───── FRAGMENTO PROPORCIONADO
Cuanta mojigatería, ahora resulta que no costó ni un peso, pues los ciudadanos alimentaban y hospedaban a los contingentes en cada pueblo y ranchería por la que pasaban. No se engañen, es un movimiento desde el poder con fines electorales en el que la sociedad no se involucró.
Dos versiones, o mejor dicho una con doble objetivo, se fortalecen en el marco del proceso electoral. Armando Cabada y López Obrador construyen un acuerdo en el que se retroalimentaría mutuamente de votos, sin que implique compromisos electorales más allá de la campaña presidencial y la alcaldía.
Yeidkcol Polenski y el propio Cabada operan personalmente esos acuerdos, donde la idea principal sería construir una alianza electoral de facto, llevando a Cabada y a López Obrador como principales beneficiarios.
El segundo objetivo impactaría la política doméstica, pues se trata de hacer cambios en la fórmula de senadores por Morena. Dado que la maestra Caraveo es vista como candidata “juanita”, incapaz de sumar un solo voto al proyecto lopista, altos liderazgos de Morena siguen cavilado la posibilidad de bajarla a segunda fórmula y en su lugar postular a Víctor Valencia, un aguerrido y duro expriista que sabe hacer campaña. Con Valencia de candidato la ecuación electoral cambia, como lo pongan es un prospecto a tomar en cuenta e infunde mucho más respeto que Cruz y Caraveo.
Si consiguen ponerse de acuerdo, los movimientos en el senado son muy probables, por ese motivo han detenido el registro de candidatos a presidentes municipales. La semana próxima podría haber noticias, pues de cuajar bajarían a Javier González Mocken.
──────────
### SOLICITUD DE TRABAJO 1
Según el texto sobre la alianza entre Cabada y López Obrador, ¿a quién postularía Morena en lugar de la maestra Caraveo?
### SOLICITUD DE TRABAJO 2
Prolonga el texto sobre la alianza entre Cabada y López Obrador a partir de su última oración.
───── EXTRACTO DE DATOS
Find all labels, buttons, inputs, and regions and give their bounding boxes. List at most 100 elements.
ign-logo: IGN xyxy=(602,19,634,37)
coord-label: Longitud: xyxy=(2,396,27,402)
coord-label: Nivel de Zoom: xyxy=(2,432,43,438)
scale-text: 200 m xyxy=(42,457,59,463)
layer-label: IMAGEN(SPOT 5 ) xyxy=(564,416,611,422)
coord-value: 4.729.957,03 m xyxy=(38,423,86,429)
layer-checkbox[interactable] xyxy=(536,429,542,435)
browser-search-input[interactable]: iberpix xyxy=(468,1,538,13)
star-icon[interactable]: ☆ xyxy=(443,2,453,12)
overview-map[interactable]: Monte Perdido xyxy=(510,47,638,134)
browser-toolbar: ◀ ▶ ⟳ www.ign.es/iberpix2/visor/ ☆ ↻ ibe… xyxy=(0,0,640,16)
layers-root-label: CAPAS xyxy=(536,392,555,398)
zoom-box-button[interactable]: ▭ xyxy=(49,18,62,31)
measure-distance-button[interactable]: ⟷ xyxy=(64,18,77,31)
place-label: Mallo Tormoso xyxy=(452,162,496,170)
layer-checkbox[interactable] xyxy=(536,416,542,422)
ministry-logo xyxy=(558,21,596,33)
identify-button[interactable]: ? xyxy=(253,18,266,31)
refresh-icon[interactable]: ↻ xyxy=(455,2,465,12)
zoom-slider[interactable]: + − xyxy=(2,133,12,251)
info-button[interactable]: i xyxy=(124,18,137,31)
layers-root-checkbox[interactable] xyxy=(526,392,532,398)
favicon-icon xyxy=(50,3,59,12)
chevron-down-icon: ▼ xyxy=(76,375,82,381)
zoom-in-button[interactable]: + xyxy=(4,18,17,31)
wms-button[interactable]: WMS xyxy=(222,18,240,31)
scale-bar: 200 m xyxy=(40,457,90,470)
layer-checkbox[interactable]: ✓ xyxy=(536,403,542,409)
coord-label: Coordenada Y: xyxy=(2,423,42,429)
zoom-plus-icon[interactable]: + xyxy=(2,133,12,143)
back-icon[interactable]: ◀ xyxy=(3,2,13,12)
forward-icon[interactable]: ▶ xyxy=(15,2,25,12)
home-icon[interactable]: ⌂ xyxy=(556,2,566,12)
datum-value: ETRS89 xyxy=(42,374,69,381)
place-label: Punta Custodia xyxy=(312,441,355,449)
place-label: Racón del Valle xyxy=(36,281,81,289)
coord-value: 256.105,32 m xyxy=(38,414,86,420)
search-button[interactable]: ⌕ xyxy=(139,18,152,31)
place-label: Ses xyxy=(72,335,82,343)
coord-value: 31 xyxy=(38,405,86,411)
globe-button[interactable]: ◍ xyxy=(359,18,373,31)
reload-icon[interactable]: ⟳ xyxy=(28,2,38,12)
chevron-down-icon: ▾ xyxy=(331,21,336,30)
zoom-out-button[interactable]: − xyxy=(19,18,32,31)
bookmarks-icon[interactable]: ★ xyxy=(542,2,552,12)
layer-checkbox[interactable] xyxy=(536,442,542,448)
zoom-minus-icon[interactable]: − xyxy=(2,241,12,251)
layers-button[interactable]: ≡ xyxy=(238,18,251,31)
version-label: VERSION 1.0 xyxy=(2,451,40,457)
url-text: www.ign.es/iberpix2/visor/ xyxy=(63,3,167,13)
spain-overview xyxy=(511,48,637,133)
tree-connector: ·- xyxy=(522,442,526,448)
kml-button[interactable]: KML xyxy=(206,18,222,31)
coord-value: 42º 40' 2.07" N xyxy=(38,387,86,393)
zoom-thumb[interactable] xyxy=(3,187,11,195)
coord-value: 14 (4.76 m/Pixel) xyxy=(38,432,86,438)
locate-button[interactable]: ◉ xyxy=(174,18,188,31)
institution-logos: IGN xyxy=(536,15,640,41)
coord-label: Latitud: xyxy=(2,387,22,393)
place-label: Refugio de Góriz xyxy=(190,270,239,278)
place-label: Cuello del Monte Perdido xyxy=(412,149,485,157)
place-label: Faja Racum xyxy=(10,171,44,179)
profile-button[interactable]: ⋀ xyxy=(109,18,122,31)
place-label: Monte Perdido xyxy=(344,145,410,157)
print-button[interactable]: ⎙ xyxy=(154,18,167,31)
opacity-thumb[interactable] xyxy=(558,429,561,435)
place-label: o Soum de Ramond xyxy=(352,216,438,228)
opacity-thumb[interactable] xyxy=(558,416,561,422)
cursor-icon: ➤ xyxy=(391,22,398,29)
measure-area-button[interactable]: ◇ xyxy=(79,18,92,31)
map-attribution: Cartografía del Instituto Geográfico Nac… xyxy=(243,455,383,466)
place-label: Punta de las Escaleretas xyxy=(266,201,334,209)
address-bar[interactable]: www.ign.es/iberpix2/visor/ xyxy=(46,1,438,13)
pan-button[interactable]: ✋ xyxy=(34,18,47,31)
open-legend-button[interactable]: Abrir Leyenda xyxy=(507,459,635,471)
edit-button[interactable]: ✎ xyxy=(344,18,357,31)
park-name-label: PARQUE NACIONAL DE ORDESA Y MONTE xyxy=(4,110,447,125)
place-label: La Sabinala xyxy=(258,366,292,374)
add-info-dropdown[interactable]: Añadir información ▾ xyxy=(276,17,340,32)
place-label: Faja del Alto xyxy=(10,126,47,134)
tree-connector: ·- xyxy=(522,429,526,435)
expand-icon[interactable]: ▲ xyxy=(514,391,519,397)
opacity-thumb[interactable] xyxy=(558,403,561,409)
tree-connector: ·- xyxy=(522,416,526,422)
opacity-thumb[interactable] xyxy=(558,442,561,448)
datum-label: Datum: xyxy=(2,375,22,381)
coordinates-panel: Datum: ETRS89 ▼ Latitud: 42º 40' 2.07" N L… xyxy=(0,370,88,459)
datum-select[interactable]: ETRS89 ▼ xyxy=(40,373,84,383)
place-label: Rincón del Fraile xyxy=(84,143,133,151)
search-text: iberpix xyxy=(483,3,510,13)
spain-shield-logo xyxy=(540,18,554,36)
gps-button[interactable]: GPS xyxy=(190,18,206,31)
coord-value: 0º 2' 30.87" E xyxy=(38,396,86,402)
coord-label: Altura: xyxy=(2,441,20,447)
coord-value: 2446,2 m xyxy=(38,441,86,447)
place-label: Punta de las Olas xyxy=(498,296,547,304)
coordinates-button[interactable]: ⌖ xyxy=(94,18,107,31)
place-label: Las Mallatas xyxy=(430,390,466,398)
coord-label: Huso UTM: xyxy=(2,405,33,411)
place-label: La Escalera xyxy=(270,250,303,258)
──────────
### ESPACIO DE RESPUESTA 1
A Víctor Valencia.

### ESPACIO DE RESPUESTA 2
En otro acuerdo triangulado donde Cabada es eje aglutinador, el PAN ve complicada la candidatura a diputado federal por el distrito uno, donde el PRI registró a Adriana Fuentes.
Los estrategas azules piensan que la relación de amistad y de negocios entre las familias Cabada y Fuentes son un estimulante para que el edil independiente empuje la campaña de Adriana. Son especulaciones que ahí están, tómelas bajo la reserva debida.
Soluciones no explicaciones piden los chihuahuenses con relación a la extendida violencia que sufre la entidad. En lugar de mermar aumenta: sicarios del mal llevan un cuerpo decapitado a un velorio en Guachochi, el muerto y los heridos en el bar Quinto Patio, el asesinato a plena luz del día en conocida vialidad de ésta capital, la masacre en el Palenque y la cuenta que sigue sin pausa.
Frente a esos hechos de sangre, la respuesta de Corral es que “están calentando la plaza” y deja entrever que podría ser una reacción del Régimen contra su movimiento federalista.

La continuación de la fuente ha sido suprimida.